— BEGIN —
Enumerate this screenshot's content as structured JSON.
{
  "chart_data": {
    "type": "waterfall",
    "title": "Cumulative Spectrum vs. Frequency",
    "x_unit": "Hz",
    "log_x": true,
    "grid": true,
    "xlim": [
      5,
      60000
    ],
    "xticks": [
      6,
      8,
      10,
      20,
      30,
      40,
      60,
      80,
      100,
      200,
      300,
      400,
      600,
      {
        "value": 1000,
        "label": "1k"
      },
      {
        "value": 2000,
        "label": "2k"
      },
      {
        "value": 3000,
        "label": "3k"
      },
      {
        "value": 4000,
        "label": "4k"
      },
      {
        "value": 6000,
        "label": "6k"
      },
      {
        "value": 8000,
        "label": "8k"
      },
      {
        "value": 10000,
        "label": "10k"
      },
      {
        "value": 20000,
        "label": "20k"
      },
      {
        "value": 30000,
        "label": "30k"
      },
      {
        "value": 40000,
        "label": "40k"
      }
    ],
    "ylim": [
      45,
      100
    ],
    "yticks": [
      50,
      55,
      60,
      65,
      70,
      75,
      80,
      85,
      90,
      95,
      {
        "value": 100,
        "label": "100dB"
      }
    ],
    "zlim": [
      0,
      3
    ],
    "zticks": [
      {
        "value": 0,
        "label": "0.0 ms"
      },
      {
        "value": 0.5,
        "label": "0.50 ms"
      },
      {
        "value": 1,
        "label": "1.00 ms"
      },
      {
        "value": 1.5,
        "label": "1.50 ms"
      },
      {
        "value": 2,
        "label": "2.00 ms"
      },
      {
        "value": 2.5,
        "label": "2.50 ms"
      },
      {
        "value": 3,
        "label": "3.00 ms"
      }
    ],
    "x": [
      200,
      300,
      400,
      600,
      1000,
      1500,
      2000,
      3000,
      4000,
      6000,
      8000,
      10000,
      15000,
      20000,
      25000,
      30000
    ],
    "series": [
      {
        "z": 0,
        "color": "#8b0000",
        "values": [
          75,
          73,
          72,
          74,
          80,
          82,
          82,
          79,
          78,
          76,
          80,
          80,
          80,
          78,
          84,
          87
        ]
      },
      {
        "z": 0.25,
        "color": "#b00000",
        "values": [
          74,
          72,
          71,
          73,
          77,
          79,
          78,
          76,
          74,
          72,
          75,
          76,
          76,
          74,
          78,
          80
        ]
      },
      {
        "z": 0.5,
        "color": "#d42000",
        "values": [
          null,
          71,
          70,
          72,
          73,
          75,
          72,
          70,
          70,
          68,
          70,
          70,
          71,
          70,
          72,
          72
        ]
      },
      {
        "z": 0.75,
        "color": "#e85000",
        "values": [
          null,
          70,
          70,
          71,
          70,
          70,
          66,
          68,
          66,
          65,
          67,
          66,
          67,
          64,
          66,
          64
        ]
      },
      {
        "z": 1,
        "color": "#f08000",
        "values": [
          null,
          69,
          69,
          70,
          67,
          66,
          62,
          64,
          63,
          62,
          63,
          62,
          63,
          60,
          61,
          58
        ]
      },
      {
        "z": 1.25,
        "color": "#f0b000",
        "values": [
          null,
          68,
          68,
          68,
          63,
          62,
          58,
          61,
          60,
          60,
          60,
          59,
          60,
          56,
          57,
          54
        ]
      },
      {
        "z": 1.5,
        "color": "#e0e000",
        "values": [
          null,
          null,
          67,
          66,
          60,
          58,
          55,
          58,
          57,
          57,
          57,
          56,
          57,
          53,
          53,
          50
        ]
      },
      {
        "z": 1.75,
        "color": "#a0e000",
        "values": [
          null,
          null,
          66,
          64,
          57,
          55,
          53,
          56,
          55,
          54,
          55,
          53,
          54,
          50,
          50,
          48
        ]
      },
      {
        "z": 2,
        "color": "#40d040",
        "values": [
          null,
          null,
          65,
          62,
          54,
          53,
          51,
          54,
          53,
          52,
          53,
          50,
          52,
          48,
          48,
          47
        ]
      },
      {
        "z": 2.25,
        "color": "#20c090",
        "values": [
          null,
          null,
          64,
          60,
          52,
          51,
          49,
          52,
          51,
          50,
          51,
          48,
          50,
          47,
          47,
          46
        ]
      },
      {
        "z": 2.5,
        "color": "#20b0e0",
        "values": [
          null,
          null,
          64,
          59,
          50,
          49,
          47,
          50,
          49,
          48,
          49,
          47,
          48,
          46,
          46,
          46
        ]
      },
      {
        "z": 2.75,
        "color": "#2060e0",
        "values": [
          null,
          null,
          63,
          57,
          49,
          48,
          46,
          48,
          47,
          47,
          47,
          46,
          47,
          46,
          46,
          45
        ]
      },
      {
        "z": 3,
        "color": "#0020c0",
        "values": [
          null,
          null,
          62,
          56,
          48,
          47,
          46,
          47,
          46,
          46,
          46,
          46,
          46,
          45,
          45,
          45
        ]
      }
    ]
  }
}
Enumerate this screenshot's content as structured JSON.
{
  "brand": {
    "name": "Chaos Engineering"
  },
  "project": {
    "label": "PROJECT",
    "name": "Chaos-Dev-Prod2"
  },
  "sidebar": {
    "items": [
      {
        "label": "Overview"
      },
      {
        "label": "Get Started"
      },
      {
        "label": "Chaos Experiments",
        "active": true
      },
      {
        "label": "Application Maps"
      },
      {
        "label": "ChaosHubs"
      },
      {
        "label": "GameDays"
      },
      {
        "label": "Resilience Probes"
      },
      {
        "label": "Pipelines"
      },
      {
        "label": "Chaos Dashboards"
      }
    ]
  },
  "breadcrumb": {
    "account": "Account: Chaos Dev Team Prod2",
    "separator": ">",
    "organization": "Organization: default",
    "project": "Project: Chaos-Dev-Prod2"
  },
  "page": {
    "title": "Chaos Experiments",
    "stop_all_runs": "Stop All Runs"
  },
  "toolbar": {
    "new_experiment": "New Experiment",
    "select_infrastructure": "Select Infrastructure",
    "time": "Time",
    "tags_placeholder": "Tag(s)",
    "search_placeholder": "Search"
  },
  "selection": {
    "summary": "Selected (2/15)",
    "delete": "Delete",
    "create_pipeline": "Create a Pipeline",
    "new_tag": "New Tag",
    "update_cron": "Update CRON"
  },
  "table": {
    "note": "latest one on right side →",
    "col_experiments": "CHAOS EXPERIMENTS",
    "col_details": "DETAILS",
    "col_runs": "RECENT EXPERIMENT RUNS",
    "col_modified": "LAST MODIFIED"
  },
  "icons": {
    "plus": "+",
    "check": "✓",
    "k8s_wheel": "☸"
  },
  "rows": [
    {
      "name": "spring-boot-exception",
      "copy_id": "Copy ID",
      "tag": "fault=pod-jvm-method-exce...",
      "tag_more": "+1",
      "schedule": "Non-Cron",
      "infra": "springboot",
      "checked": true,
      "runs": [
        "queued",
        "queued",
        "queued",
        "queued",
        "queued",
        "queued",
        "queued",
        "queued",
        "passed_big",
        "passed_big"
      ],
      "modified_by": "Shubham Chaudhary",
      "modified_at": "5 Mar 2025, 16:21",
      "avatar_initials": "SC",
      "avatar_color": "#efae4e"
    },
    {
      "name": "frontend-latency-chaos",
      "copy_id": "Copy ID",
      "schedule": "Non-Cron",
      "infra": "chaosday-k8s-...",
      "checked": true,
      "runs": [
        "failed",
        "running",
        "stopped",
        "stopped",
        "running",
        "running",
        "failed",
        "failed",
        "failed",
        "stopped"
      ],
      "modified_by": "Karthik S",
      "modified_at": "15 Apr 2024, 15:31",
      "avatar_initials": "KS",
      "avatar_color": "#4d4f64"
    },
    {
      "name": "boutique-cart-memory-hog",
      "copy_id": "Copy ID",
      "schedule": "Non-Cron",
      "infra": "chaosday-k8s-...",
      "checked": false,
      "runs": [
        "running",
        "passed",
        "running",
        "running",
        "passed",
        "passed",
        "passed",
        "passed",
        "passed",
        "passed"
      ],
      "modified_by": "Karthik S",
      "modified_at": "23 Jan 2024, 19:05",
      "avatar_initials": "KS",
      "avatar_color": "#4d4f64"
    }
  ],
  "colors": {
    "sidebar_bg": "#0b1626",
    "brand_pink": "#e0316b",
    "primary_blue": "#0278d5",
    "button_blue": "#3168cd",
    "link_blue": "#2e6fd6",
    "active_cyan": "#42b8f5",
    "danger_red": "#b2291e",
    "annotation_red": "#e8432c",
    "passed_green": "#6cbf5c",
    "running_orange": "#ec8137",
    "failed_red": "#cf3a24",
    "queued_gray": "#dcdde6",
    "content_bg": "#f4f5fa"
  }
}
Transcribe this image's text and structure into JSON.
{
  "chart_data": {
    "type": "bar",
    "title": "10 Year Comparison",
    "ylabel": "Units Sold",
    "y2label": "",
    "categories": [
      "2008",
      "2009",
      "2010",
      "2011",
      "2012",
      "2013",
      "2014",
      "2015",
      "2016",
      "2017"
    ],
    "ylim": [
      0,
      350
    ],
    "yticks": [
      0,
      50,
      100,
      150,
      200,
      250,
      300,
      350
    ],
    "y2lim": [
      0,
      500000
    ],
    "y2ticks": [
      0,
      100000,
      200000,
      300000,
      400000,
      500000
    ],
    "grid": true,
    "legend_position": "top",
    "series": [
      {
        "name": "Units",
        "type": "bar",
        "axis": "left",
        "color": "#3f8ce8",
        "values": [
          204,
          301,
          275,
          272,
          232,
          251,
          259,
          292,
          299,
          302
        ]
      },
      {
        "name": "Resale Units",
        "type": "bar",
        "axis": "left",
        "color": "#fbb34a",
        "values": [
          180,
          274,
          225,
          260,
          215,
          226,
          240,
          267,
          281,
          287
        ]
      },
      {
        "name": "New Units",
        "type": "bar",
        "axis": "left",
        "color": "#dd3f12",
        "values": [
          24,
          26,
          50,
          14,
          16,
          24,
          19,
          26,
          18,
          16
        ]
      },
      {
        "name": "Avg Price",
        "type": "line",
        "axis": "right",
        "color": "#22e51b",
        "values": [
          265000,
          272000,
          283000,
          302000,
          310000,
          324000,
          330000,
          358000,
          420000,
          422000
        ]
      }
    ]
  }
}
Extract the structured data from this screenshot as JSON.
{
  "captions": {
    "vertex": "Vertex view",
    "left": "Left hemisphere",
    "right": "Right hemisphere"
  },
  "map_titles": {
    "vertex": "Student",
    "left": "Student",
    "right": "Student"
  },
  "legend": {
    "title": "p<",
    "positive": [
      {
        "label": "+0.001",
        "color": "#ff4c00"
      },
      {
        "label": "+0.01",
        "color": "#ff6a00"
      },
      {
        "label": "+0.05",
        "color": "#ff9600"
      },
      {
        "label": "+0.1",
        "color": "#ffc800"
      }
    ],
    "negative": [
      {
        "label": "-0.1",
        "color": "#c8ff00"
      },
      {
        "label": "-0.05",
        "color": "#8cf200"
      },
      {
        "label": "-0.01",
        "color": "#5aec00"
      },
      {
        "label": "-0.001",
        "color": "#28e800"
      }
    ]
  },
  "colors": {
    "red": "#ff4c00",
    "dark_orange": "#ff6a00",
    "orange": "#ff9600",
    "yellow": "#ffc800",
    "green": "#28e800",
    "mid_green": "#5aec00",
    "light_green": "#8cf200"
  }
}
— END —
Gather all lines of the records that include the word "right".

    "note": "latest one on right side →",
        "axis": "right",
    "right": "Right hemisphere"
    "right": "Student"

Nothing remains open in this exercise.